▶ _Problem requirements_: In the listing that follows, count each line containing the string "Anurag" and report only the count.

━━ Available records

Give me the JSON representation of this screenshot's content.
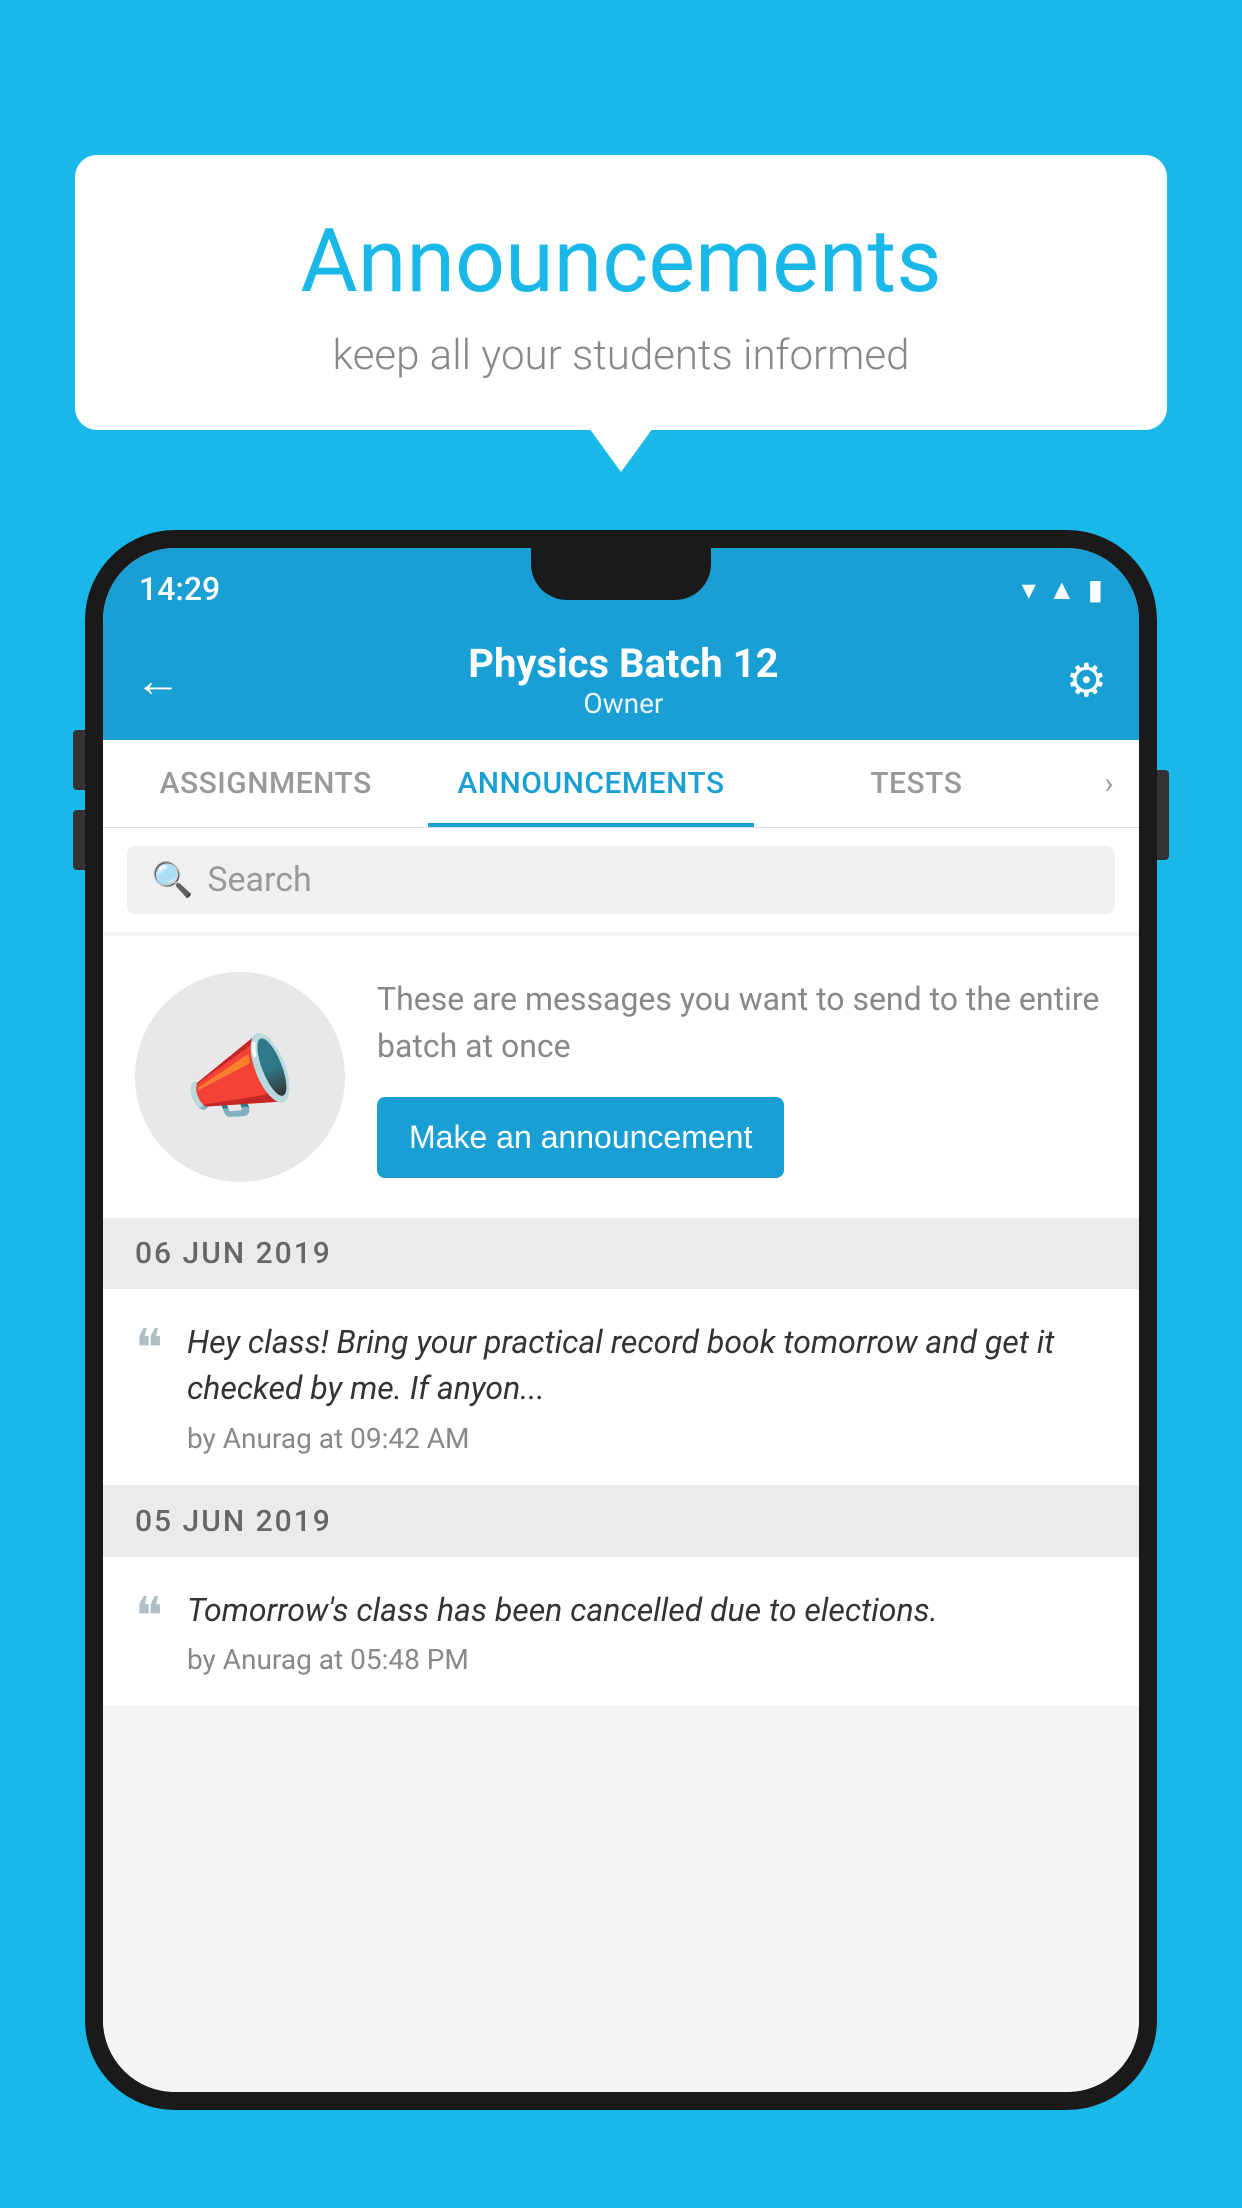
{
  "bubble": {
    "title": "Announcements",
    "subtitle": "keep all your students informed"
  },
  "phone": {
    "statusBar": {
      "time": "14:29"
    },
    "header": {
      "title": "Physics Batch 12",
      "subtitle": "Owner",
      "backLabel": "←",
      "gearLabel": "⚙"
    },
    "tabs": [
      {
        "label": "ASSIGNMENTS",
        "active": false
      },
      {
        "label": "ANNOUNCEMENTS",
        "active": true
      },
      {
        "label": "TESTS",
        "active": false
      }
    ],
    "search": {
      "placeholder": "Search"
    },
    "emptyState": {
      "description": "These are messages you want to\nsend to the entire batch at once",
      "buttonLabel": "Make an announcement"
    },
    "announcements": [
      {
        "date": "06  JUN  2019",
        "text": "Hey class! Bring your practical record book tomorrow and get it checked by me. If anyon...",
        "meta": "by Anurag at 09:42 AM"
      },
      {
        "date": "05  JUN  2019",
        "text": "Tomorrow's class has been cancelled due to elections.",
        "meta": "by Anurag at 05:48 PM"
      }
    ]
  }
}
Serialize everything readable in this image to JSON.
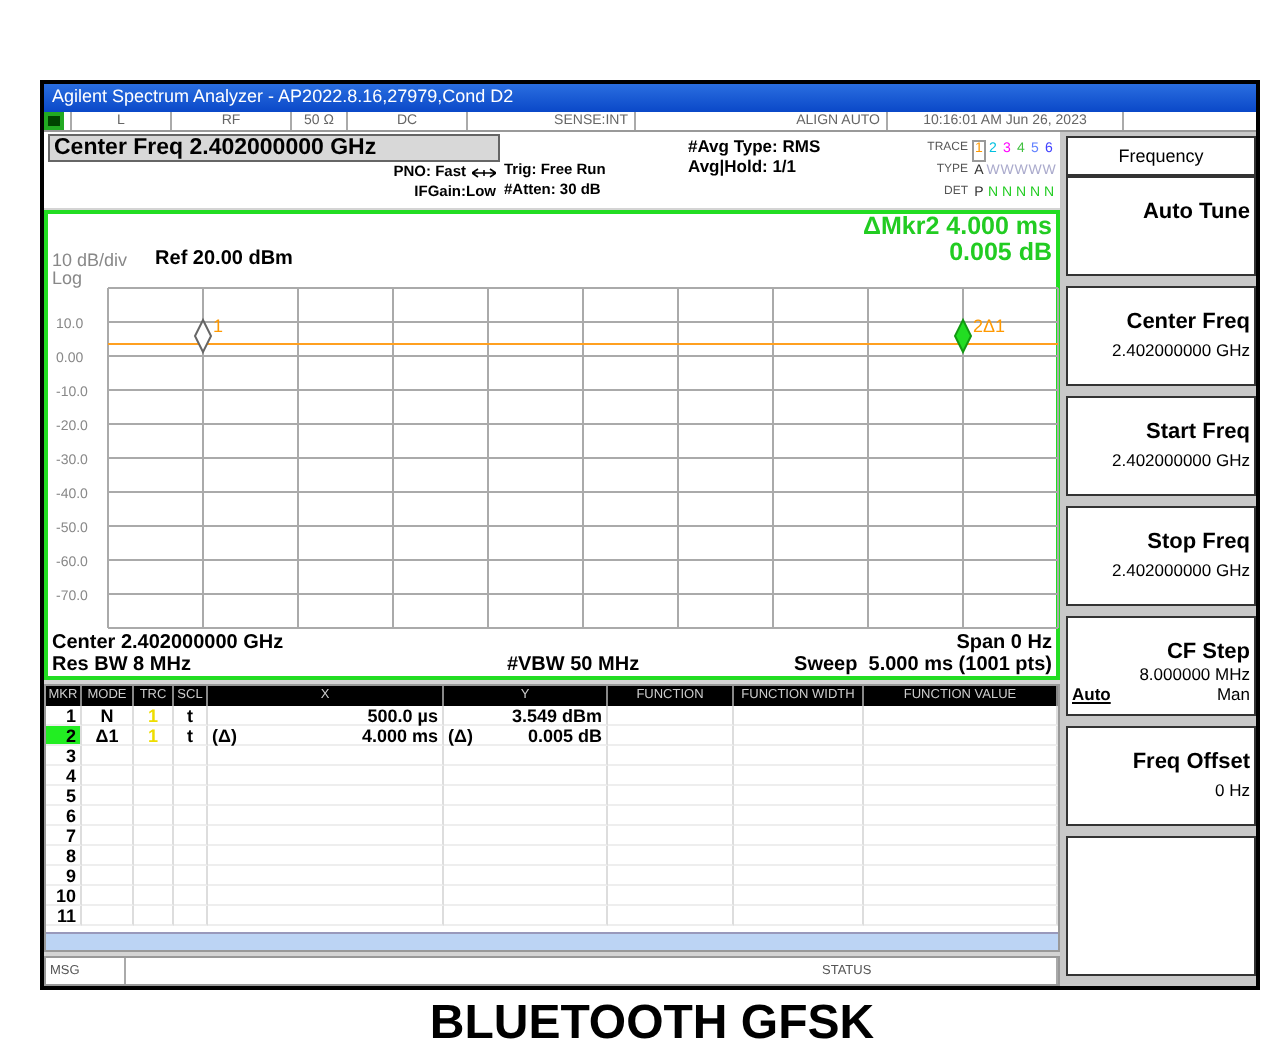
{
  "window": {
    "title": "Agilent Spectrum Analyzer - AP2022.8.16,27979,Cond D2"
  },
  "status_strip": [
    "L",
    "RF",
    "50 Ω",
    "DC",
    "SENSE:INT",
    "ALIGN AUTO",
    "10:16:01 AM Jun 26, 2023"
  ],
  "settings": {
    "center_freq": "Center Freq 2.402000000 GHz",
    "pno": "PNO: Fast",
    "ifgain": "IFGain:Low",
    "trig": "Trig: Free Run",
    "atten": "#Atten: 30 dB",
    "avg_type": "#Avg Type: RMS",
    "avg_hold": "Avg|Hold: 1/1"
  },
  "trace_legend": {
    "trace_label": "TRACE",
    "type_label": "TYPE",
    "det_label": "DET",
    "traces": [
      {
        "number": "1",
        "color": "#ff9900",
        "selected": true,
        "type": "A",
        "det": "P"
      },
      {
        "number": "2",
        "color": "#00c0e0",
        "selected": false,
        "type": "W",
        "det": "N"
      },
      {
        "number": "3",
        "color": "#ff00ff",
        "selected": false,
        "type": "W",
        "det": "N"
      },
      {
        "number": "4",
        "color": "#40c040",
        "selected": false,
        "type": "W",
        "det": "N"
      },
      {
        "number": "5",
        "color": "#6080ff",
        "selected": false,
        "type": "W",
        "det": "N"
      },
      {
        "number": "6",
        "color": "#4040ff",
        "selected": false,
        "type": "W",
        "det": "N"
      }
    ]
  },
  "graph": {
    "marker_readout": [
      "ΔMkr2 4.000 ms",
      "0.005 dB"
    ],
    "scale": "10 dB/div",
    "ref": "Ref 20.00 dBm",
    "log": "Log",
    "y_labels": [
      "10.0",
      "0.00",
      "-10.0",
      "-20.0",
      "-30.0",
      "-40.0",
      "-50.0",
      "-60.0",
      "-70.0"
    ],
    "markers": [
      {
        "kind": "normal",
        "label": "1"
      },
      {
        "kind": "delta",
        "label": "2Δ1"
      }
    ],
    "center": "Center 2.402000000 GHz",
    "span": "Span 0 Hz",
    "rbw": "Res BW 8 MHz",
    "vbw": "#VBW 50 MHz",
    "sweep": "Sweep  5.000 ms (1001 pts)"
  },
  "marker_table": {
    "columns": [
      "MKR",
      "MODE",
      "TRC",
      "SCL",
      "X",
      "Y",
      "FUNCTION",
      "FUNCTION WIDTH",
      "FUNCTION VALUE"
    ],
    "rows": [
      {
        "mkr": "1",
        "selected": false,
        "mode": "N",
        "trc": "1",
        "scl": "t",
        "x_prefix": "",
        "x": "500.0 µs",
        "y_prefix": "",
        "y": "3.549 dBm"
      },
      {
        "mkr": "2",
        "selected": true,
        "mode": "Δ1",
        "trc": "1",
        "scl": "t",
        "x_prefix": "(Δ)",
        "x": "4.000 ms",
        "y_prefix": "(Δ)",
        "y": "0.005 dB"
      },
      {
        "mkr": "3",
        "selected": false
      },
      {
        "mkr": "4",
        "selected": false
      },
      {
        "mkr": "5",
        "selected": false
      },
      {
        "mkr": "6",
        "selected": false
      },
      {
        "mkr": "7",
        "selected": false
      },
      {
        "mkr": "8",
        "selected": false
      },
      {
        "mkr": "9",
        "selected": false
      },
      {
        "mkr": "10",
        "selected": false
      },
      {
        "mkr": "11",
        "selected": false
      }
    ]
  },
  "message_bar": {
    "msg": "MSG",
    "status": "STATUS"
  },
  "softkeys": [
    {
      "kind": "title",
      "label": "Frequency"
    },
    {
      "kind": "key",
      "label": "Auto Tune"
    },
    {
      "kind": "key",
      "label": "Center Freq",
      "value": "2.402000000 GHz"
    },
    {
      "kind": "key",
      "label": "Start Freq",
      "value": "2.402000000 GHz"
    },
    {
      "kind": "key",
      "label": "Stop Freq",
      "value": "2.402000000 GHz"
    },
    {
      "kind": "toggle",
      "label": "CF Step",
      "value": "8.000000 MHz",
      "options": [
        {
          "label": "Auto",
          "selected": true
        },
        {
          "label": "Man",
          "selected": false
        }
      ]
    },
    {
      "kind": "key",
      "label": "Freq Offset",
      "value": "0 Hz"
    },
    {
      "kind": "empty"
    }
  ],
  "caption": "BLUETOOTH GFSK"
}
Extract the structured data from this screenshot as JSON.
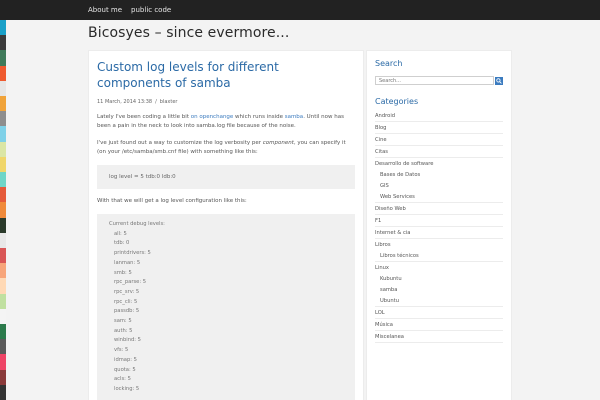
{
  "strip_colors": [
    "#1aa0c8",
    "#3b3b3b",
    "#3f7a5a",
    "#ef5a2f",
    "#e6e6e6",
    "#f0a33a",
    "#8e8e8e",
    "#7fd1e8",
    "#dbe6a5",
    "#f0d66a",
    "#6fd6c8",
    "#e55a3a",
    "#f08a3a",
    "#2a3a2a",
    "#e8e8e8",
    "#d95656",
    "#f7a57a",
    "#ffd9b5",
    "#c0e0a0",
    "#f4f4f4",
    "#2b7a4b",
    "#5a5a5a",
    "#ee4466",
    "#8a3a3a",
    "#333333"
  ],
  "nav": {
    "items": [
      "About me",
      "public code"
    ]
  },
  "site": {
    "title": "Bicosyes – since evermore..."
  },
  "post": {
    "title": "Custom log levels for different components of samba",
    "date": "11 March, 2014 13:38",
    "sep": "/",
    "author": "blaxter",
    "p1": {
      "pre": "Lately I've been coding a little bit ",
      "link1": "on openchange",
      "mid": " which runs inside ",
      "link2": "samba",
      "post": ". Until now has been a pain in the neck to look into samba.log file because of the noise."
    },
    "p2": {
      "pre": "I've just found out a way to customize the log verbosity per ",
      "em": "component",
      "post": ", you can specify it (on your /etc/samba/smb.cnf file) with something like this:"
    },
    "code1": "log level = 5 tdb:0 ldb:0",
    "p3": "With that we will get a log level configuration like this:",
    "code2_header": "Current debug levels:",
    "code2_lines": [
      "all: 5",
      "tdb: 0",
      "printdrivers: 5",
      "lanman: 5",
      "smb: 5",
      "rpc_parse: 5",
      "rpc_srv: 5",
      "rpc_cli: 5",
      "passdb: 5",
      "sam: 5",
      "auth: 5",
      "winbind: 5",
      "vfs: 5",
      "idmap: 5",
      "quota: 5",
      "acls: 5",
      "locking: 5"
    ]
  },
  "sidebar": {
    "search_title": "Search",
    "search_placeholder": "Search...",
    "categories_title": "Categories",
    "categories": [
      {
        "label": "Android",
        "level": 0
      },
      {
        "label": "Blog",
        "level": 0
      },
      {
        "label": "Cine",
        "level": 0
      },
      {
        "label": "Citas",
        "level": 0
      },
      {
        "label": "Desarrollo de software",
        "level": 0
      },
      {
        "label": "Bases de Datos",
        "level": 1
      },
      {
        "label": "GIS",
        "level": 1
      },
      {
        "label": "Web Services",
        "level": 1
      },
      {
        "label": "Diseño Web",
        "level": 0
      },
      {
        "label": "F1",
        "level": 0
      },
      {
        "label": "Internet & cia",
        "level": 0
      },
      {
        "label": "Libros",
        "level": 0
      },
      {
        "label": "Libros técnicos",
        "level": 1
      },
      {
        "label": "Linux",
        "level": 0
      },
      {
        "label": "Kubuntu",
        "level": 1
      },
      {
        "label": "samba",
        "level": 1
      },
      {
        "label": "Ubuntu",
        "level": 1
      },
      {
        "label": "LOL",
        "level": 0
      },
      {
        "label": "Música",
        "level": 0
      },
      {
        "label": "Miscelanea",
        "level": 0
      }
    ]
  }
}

━━━━

▶ _Response to this task_: 2